Records excerpted from a collection
---------------

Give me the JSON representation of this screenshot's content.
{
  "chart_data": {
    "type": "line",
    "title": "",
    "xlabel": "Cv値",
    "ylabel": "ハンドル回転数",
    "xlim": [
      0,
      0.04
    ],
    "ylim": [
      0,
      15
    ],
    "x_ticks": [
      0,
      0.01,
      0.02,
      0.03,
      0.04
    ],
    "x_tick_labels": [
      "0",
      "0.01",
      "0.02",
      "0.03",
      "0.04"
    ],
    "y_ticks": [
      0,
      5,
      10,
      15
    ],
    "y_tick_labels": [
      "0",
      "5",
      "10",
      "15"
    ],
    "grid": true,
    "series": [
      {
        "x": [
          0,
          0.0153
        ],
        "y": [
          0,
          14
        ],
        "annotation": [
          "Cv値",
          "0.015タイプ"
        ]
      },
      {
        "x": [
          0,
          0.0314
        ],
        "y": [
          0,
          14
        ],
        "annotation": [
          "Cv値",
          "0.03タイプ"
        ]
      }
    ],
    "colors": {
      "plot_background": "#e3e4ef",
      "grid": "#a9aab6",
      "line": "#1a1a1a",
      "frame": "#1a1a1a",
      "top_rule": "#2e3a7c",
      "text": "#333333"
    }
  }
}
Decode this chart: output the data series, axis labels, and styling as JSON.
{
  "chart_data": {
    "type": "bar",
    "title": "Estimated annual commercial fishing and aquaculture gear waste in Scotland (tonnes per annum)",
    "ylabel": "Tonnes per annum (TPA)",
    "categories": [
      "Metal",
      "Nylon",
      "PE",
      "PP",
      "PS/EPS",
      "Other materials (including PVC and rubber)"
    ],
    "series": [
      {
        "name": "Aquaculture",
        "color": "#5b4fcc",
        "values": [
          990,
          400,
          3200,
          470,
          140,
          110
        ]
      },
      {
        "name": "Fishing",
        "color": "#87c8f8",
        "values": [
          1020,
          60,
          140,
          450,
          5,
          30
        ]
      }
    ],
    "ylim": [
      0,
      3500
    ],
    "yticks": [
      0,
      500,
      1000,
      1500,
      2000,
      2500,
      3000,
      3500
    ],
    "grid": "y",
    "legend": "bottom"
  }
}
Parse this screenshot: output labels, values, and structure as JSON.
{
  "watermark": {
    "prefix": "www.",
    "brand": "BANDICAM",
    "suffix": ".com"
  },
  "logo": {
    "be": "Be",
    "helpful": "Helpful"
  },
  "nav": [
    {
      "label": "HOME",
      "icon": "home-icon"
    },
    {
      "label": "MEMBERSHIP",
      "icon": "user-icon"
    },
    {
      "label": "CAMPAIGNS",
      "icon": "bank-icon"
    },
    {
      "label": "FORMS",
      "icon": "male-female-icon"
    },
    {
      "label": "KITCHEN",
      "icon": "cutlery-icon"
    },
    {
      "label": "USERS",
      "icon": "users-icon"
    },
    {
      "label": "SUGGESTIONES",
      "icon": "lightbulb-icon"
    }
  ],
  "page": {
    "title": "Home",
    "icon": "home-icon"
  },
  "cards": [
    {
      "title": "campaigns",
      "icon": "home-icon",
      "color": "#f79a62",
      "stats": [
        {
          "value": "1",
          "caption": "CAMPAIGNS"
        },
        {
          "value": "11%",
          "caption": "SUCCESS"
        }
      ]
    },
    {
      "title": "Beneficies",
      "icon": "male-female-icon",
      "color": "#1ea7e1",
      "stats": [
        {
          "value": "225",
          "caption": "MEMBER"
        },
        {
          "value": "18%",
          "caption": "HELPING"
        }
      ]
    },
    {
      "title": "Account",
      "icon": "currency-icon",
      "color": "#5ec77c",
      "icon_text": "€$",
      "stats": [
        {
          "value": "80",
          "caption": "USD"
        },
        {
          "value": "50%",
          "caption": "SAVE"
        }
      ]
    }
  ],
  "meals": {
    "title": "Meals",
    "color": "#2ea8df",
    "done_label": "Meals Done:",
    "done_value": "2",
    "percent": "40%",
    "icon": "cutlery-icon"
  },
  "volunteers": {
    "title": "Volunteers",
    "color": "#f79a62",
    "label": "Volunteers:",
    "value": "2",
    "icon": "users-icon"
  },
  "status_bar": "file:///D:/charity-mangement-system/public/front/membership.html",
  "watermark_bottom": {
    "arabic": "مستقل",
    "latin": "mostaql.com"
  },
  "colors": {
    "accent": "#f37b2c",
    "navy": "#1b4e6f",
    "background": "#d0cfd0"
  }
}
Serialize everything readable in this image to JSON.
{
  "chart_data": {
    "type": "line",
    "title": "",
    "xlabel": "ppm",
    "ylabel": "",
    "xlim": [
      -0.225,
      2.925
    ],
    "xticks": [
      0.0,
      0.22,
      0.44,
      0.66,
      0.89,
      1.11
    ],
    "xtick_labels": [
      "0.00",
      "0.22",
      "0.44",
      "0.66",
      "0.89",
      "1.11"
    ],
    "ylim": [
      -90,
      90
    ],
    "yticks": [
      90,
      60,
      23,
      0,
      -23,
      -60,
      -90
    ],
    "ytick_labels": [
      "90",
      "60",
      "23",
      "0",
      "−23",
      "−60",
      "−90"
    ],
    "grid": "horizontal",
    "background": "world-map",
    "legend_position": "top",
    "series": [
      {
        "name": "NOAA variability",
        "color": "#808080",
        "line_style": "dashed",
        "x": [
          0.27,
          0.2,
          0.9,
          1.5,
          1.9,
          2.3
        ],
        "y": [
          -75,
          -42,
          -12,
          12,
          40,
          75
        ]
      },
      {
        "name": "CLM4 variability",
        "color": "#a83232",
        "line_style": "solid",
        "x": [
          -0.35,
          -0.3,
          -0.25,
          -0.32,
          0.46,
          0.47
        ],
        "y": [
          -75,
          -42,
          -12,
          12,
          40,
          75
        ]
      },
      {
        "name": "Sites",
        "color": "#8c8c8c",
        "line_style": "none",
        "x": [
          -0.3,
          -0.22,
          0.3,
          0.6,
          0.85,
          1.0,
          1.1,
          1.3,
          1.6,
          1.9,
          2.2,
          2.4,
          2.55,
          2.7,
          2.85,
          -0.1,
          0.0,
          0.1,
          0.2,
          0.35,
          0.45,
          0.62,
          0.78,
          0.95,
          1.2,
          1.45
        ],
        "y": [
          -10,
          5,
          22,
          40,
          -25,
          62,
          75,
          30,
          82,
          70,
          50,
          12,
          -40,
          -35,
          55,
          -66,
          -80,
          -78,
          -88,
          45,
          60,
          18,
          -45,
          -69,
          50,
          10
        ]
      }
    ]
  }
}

---------------

**STATED EXERCISE**.
In the material above, find each line that contains the word "output", and select it.

**ANSWER TO THE PROBLEM**.
Decode this chart: output the data series, axis labels, and styling as JSON.
Parse this screenshot: output labels, values, and structure as JSON.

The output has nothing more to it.